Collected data

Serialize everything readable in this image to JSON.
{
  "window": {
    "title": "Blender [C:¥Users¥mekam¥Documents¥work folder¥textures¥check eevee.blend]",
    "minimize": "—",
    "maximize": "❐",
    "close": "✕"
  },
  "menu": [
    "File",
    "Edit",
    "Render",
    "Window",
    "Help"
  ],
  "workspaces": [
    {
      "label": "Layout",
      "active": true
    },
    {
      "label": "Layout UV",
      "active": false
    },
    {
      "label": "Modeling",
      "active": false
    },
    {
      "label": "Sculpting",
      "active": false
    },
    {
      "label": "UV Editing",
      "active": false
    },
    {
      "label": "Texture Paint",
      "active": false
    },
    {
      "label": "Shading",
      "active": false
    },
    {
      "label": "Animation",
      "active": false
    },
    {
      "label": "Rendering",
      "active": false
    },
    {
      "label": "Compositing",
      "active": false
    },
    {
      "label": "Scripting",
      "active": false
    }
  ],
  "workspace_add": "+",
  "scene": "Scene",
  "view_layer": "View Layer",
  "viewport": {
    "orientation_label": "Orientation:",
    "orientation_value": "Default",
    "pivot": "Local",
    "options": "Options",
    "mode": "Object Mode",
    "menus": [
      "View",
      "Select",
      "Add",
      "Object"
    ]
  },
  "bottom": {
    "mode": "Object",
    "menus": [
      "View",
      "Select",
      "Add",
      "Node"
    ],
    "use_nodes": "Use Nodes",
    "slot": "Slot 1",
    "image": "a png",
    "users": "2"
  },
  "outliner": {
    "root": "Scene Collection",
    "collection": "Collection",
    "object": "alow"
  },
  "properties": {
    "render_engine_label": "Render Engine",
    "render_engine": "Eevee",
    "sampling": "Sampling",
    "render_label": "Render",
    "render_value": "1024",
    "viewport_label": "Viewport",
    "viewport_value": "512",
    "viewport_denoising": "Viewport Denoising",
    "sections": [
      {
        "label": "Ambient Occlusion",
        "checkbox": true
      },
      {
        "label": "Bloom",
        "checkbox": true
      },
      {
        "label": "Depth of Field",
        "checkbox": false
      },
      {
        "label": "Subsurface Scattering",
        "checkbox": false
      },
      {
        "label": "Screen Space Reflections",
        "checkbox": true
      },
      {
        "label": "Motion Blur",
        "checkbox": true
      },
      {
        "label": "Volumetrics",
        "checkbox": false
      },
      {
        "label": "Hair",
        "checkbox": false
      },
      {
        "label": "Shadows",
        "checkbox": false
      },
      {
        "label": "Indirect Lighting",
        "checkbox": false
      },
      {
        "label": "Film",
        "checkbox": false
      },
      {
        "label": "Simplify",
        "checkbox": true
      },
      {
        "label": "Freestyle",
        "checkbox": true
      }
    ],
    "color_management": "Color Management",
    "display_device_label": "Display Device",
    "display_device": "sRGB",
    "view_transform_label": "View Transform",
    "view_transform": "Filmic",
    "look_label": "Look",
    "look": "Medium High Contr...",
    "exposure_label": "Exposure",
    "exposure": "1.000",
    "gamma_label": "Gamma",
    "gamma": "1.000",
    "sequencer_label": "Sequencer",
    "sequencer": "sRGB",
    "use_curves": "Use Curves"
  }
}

### Exercise directions
Print the whole listing exactly as it is.

### Solution for this exercise
Serialize everything readable in this image to JSON.
{
  "window": {
    "title": "Blender [C:¥Users¥mekam¥Documents¥work folder¥textures¥check eevee.blend]",
    "minimize": "—",
    "maximize": "❐",
    "close": "✕"
  },
  "menu": [
    "File",
    "Edit",
    "Render",
    "Window",
    "Help"
  ],
  "workspaces": [
    {
      "label": "Layout",
      "active": true
    },
    {
      "label": "Layout UV",
      "active": false
    },
    {
      "label": "Modeling",
      "active": false
    },
    {
      "label": "Sculpting",
      "active": false
    },
    {
      "label": "UV Editing",
      "active": false
    },
    {
      "label": "Texture Paint",
      "active": false
    },
    {
      "label": "Shading",
      "active": false
    },
    {
      "label": "Animation",
      "active": false
    },
    {
      "label": "Rendering",
      "active": false
    },
    {
      "label": "Compositing",
      "active": false
    },
    {
      "label": "Scripting",
      "active": false
    }
  ],
  "workspace_add": "+",
  "scene": "Scene",
  "view_layer": "View Layer",
  "viewport": {
    "orientation_label": "Orientation:",
    "orientation_value": "Default",
    "pivot": "Local",
    "options": "Options",
    "mode": "Object Mode",
    "menus": [
      "View",
      "Select",
      "Add",
      "Object"
    ]
  },
  "bottom": {
    "mode": "Object",
    "menus": [
      "View",
      "Select",
      "Add",
      "Node"
    ],
    "use_nodes": "Use Nodes",
    "slot": "Slot 1",
    "image": "a png",
    "users": "2"
  },
  "outliner": {
    "root": "Scene Collection",
    "collection": "Collection",
    "object": "alow"
  },
  "properties": {
    "render_engine_label": "Render Engine",
    "render_engine": "Eevee",
    "sampling": "Sampling",
    "render_label": "Render",
    "render_value": "1024",
    "viewport_label": "Viewport",
    "viewport_value": "512",
    "viewport_denoising": "Viewport Denoising",
    "sections": [
      {
        "label": "Ambient Occlusion",
        "checkbox": true
      },
      {
        "label": "Bloom",
        "checkbox": true
      },
      {
        "label": "Depth of Field",
        "checkbox": false
      },
      {
        "label": "Subsurface Scattering",
        "checkbox": false
      },
      {
        "label": "Screen Space Reflections",
        "checkbox": true
      },
      {
        "label": "Motion Blur",
        "checkbox": true
      },
      {
        "label": "Volumetrics",
        "checkbox": false
      },
      {
        "label": "Hair",
        "checkbox": false
      },
      {
        "label": "Shadows",
        "checkbox": false
      },
      {
        "label": "Indirect Lighting",
        "checkbox": false
      },
      {
        "label": "Film",
        "checkbox": false
      },
      {
        "label": "Simplify",
        "checkbox": true
      },
      {
        "label": "Freestyle",
        "checkbox": true
      }
    ],
    "color_management": "Color Management",
    "display_device_label": "Display Device",
    "display_device": "sRGB",
    "view_transform_label": "View Transform",
    "view_transform": "Filmic",
    "look_label": "Look",
    "look": "Medium High Contr...",
    "exposure_label": "Exposure",
    "exposure": "1.000",
    "gamma_label": "Gamma",
    "gamma": "1.000",
    "sequencer_label": "Sequencer",
    "sequencer": "sRGB",
    "use_curves": "Use Curves"
  }
}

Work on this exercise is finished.